Give an exact copy of every line, leaving images out.

Dataset items
###

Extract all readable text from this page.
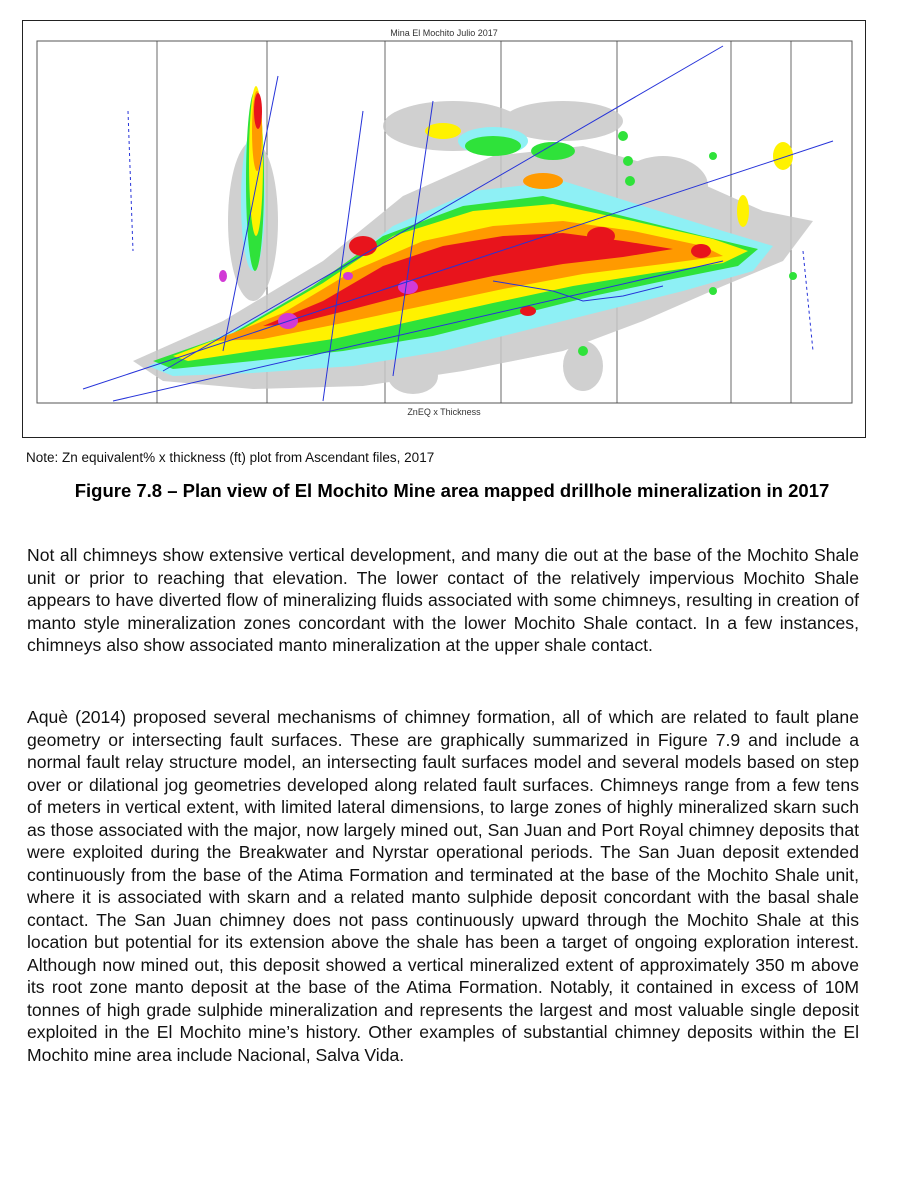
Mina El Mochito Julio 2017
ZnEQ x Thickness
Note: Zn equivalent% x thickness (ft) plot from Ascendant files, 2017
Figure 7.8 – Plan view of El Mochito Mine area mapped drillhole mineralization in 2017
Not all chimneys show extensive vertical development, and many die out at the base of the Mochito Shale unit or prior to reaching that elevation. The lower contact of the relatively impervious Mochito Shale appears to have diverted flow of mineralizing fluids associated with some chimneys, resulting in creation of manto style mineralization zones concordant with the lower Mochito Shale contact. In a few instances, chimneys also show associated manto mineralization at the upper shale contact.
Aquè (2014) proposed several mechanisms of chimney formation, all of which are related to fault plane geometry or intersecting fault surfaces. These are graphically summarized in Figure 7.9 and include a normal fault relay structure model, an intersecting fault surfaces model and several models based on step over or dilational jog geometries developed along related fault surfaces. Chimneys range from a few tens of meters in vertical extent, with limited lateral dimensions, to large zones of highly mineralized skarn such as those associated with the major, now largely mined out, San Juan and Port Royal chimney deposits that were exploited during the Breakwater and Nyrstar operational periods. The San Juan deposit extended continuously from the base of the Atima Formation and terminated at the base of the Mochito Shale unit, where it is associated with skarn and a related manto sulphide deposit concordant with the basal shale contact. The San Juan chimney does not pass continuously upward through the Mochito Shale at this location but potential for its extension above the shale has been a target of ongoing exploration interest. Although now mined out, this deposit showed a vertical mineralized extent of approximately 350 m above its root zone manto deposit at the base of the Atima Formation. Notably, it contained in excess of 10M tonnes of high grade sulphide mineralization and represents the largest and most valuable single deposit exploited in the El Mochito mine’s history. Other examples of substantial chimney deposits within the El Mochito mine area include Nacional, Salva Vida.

###

** TASK SOLUTION **
Extract all readable text from this page.
Mina El Mochito Julio 2017
ZnEQ x Thickness
Note: Zn equivalent% x thickness (ft) plot from Ascendant files, 2017
Figure 7.8 – Plan view of El Mochito Mine area mapped drillhole mineralization in 2017
Not all chimneys show extensive vertical development, and many die out at the base of the Mochito Shale unit or prior to reaching that elevation. The lower contact of the relatively impervious Mochito Shale appears to have diverted flow of mineralizing fluids associated with some chimneys, resulting in creation of manto style mineralization zones concordant with the lower Mochito Shale contact. In a few instances, chimneys also show associated manto mineralization at the upper shale contact.
Aquè (2014) proposed several mechanisms of chimney formation, all of which are related to fault plane geometry or intersecting fault surfaces. These are graphically summarized in Figure 7.9 and include a normal fault relay structure model, an intersecting fault surfaces model and several models based on step over or dilational jog geometries developed along related fault surfaces. Chimneys range from a few tens of meters in vertical extent, with limited lateral dimensions, to large zones of highly mineralized skarn such as those associated with the major, now largely mined out, San Juan and Port Royal chimney deposits that were exploited during the Breakwater and Nyrstar operational periods. The San Juan deposit extended continuously from the base of the Atima Formation and terminated at the base of the Mochito Shale unit, where it is associated with skarn and a related manto sulphide deposit concordant with the basal shale contact. The San Juan chimney does not pass continuously upward through the Mochito Shale at this location but potential for its extension above the shale has been a target of ongoing exploration interest. Although now mined out, this deposit showed a vertical mineralized extent of approximately 350 m above its root zone manto deposit at the base of the Atima Formation. Notably, it contained in excess of 10M tonnes of high grade sulphide mineralization and represents the largest and most valuable single deposit exploited in the El Mochito mine’s history. Other examples of substantial chimney deposits within the El Mochito mine area include Nacional, Salva Vida.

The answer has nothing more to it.